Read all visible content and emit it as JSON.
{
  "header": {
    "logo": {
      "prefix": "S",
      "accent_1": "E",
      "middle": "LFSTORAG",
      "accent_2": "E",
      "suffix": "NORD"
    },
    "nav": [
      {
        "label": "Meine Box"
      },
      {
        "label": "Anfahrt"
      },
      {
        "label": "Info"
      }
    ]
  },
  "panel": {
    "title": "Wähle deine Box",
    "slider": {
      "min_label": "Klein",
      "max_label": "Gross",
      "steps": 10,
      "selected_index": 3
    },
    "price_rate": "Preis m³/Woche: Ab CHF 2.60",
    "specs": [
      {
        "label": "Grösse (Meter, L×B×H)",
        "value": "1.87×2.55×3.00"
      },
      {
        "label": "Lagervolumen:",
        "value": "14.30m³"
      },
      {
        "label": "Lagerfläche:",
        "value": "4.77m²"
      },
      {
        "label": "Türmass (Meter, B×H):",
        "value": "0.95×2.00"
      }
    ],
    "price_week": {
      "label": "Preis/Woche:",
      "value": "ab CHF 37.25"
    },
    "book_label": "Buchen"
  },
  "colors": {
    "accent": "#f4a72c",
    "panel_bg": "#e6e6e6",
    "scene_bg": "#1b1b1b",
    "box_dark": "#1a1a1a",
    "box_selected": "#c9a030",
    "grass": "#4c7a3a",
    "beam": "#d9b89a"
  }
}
==================================================
→ TASK INSTRUCTIONS
Write out the data again, exactly and in full.

→ PROBLEM SOLUTION
Read all visible content and emit it as JSON.
{
  "header": {
    "logo": {
      "prefix": "S",
      "accent_1": "E",
      "middle": "LFSTORAG",
      "accent_2": "E",
      "suffix": "NORD"
    },
    "nav": [
      {
        "label": "Meine Box"
      },
      {
        "label": "Anfahrt"
      },
      {
        "label": "Info"
      }
    ]
  },
  "panel": {
    "title": "Wähle deine Box",
    "slider": {
      "min_label": "Klein",
      "max_label": "Gross",
      "steps": 10,
      "selected_index": 3
    },
    "price_rate": "Preis m³/Woche: Ab CHF 2.60",
    "specs": [
      {
        "label": "Grösse (Meter, L×B×H)",
        "value": "1.87×2.55×3.00"
      },
      {
        "label": "Lagervolumen:",
        "value": "14.30m³"
      },
      {
        "label": "Lagerfläche:",
        "value": "4.77m²"
      },
      {
        "label": "Türmass (Meter, B×H):",
        "value": "0.95×2.00"
      }
    ],
    "price_week": {
      "label": "Preis/Woche:",
      "value": "ab CHF 37.25"
    },
    "book_label": "Buchen"
  },
  "colors": {
    "accent": "#f4a72c",
    "panel_bg": "#e6e6e6",
    "scene_bg": "#1b1b1b",
    "box_dark": "#1a1a1a",
    "box_selected": "#c9a030",
    "grass": "#4c7a3a",
    "beam": "#d9b89a"
  }
}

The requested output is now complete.